## What to produce
Pick out the lines below that contain the string "每人有三次机会" and copy them all.

--- start Exercise materials ---

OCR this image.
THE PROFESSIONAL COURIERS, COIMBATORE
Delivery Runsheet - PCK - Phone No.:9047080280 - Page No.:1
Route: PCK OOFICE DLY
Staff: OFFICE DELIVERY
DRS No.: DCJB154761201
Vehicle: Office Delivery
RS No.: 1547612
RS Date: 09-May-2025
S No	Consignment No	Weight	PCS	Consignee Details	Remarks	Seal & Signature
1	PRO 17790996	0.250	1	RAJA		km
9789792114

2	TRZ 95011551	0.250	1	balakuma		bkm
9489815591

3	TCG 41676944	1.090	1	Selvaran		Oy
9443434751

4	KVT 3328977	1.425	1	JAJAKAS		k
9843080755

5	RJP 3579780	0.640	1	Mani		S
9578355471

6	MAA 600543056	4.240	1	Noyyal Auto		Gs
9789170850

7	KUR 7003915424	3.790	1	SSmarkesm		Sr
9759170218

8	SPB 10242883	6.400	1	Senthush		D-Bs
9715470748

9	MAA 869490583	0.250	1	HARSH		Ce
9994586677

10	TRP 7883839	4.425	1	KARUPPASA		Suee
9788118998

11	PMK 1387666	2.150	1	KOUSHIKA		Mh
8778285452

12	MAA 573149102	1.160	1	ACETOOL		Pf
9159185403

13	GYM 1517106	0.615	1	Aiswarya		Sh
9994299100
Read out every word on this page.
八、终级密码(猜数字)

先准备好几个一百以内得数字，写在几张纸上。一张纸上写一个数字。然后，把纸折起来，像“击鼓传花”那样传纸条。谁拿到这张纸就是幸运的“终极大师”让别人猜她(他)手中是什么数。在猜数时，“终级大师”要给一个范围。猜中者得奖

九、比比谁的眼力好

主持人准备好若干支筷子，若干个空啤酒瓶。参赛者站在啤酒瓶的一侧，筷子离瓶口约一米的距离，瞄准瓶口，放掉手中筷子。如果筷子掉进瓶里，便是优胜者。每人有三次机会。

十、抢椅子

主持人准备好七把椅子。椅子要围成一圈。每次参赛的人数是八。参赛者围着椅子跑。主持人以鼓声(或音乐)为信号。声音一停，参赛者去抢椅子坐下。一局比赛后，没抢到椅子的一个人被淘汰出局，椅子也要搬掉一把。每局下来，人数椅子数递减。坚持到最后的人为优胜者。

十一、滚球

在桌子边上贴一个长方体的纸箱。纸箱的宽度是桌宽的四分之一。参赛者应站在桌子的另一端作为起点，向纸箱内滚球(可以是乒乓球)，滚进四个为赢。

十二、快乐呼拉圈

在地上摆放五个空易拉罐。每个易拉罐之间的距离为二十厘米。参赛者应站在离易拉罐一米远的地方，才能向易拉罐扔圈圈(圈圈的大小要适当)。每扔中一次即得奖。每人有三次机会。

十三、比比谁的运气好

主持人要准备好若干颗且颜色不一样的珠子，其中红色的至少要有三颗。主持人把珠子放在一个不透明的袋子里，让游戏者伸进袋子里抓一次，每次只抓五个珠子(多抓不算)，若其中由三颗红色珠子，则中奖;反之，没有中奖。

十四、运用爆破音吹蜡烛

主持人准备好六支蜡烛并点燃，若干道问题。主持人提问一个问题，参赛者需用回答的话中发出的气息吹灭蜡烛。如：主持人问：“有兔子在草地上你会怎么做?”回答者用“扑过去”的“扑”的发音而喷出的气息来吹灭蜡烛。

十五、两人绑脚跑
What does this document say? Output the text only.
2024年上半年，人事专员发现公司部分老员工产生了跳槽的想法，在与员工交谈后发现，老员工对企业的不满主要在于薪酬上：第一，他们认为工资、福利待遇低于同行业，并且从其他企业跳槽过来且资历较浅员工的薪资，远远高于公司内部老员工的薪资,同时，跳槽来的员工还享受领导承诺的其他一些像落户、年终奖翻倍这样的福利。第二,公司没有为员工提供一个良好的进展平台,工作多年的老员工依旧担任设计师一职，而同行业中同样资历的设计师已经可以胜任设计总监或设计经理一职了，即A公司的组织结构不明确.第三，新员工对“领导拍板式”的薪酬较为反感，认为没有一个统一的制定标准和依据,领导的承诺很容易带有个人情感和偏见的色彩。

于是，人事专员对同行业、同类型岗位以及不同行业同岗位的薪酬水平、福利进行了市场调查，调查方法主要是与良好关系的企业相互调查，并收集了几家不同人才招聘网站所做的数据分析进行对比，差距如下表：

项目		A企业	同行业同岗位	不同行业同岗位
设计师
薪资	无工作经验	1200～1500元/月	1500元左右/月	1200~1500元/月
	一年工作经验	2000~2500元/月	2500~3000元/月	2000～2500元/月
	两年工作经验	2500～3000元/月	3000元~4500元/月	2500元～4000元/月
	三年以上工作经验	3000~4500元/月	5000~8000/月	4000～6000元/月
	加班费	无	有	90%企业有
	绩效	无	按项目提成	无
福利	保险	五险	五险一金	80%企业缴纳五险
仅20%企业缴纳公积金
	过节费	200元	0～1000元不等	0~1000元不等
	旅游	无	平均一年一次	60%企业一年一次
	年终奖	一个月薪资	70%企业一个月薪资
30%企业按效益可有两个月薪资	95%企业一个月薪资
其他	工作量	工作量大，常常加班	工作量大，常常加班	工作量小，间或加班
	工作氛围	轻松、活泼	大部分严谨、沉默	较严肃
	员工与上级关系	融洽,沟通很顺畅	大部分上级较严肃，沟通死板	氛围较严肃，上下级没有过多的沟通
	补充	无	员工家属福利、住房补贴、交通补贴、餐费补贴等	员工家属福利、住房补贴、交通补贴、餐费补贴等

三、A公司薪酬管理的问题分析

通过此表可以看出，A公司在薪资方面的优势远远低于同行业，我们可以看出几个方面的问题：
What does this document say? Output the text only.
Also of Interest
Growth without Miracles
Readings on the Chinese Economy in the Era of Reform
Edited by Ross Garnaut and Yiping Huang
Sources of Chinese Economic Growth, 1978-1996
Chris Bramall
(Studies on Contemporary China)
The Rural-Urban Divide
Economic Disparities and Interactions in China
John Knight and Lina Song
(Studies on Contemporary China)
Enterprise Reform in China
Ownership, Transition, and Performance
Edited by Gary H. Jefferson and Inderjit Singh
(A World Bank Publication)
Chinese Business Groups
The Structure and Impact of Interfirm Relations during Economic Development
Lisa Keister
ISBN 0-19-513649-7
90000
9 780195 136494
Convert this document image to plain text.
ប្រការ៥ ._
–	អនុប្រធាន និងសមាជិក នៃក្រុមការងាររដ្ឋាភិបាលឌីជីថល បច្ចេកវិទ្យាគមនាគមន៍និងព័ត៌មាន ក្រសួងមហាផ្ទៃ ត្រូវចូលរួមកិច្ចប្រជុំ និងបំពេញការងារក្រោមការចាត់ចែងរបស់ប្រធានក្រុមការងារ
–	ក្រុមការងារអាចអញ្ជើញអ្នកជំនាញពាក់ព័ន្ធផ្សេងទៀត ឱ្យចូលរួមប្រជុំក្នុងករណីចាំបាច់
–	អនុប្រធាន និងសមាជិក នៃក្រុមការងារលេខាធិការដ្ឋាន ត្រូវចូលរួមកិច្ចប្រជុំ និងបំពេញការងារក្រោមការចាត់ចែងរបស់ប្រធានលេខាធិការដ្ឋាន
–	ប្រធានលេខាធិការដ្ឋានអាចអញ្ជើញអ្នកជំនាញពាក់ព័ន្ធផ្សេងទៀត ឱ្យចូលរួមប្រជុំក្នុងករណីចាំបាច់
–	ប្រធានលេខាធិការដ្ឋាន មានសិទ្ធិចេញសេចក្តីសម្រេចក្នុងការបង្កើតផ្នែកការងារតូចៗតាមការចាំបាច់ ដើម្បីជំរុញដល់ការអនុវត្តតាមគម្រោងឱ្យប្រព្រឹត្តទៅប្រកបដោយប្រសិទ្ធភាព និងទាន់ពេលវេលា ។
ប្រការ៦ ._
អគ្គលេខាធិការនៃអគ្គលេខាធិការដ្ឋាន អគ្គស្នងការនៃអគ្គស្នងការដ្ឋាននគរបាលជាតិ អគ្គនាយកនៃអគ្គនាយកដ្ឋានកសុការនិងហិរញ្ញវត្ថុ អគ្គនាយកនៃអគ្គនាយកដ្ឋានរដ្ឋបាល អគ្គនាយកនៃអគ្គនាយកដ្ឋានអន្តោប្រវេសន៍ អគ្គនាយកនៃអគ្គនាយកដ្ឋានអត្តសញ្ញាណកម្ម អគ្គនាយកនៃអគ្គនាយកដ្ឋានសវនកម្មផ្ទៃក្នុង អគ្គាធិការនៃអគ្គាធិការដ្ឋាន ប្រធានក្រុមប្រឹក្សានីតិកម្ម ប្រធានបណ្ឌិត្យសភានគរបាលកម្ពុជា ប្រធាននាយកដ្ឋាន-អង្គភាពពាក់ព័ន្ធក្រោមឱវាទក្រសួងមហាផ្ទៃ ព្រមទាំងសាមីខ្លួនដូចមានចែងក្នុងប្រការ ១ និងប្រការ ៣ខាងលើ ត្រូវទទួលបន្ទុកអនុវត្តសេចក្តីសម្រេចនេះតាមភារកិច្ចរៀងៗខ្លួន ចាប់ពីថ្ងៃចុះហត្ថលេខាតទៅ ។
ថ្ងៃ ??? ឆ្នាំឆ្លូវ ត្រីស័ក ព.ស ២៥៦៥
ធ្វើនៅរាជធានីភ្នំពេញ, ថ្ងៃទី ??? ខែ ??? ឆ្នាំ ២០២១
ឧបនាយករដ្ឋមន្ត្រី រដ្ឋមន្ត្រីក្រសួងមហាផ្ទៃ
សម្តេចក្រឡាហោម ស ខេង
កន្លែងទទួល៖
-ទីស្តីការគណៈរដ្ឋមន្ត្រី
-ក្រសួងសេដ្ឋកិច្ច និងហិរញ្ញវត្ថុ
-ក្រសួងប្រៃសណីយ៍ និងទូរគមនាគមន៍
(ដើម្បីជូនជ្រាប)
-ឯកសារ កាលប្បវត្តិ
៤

--- end Exercise materials ---

## Final answer
主持人准备好若干支筷子，若干个空啤酒瓶。参赛者站在啤酒瓶的一侧，筷子离瓶口约一米的距离，瞄准瓶口，放掉手中筷子。如果筷子掉进瓶里，便是优胜者。每人有三次机会。
在地上摆放五个空易拉罐。每个易拉罐之间的距离为二十厘米。参赛者应站在离易拉罐一米远的地方，才能向易拉罐扔圈圈(圈圈的大小要适当)。每扔中一次即得奖。每人有三次机会。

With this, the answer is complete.